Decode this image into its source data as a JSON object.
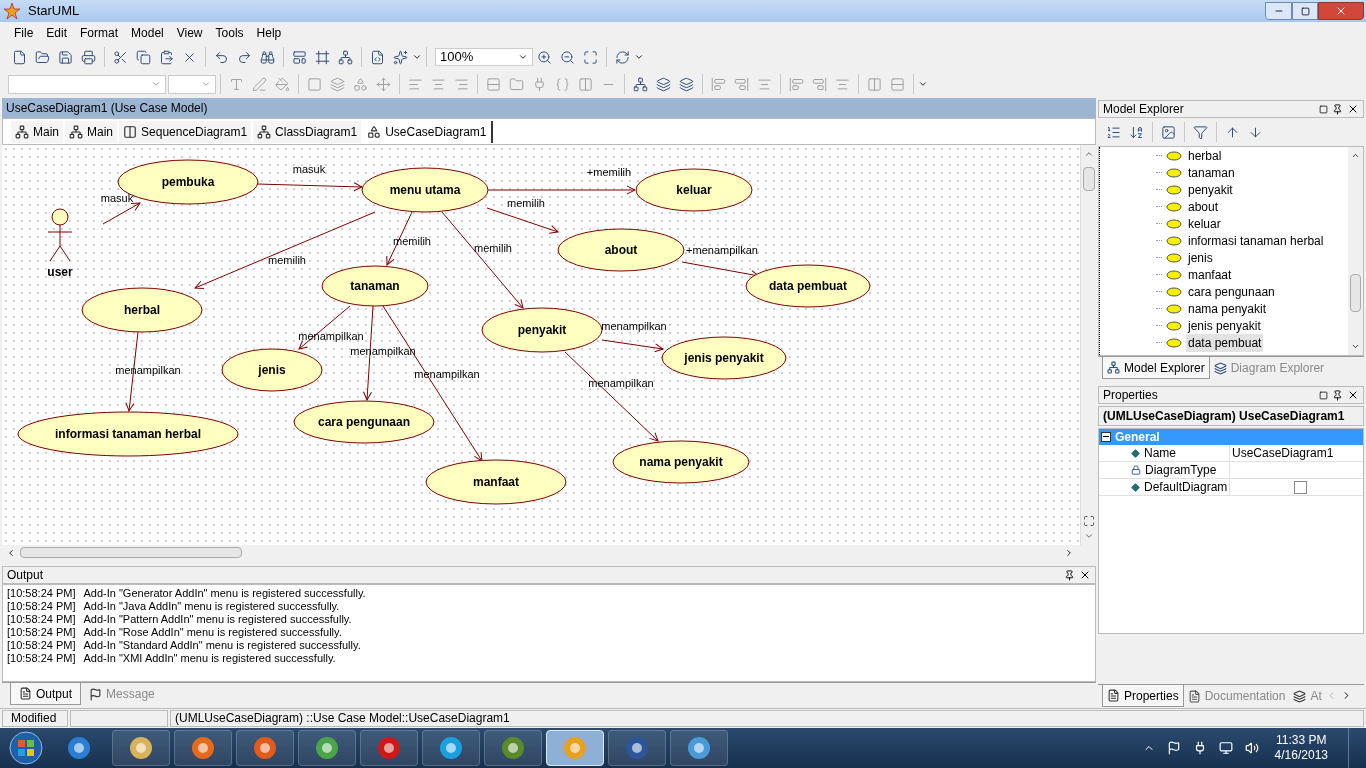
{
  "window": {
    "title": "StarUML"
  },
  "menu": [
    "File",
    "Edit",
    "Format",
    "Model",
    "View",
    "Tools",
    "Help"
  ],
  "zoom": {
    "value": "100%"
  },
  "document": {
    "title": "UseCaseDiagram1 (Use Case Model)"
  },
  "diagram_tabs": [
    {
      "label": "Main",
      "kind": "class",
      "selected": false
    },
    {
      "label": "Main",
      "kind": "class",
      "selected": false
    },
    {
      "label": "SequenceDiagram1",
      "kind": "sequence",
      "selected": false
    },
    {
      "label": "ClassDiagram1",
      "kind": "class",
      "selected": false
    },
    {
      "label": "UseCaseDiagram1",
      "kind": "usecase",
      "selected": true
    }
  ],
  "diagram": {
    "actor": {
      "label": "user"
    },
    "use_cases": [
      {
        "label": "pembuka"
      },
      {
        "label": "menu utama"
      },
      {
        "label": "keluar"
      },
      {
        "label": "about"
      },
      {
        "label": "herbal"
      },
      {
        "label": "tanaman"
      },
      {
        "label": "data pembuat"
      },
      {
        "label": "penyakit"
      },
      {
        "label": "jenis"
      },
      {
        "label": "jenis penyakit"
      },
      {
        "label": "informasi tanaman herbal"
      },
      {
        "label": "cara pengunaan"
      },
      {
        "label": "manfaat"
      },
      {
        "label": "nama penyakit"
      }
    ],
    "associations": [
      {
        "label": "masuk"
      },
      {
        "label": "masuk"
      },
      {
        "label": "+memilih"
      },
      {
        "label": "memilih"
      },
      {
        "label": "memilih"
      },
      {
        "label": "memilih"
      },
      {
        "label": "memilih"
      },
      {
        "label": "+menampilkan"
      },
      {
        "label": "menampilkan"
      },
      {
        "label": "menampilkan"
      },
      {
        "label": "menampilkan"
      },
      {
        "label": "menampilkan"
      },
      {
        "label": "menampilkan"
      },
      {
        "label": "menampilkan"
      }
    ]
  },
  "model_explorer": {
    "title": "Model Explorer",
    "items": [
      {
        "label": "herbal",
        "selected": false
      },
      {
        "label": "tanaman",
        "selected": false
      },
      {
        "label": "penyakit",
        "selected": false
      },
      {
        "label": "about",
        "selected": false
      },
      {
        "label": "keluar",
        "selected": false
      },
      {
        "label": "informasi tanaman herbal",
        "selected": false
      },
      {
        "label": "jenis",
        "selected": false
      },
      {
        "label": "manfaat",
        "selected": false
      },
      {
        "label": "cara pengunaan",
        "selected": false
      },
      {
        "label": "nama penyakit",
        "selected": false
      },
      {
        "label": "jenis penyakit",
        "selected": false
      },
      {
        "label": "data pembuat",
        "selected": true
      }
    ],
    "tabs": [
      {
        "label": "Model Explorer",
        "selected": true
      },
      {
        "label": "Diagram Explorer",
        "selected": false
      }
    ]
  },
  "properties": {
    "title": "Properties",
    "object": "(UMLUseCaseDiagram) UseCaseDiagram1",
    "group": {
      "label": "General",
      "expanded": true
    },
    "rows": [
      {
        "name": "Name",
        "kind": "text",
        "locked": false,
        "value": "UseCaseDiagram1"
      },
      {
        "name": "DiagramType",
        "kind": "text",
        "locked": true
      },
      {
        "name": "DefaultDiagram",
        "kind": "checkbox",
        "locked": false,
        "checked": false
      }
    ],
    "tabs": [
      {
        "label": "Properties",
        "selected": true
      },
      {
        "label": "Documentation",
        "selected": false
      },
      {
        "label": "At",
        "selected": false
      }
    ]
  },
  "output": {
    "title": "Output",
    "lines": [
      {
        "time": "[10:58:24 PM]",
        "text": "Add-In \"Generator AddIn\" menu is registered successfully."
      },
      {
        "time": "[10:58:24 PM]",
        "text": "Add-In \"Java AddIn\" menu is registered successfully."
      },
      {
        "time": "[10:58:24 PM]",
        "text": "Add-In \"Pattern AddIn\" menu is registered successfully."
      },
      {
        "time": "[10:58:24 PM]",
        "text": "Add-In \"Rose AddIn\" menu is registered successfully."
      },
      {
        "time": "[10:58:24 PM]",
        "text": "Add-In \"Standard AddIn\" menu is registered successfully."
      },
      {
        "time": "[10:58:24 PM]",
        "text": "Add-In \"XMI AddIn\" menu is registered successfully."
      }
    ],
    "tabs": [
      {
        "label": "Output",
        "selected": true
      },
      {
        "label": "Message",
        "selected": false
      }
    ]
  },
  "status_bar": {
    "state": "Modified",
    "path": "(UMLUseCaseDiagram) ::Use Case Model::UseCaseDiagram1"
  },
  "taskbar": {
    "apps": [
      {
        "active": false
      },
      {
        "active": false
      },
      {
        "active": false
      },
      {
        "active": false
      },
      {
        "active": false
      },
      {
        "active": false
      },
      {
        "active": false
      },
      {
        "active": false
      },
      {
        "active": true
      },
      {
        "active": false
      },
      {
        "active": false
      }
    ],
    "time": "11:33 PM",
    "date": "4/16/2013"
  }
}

Challenge:
Only the number is needed here: how many lines of the records contain "object"?

Complete output:
2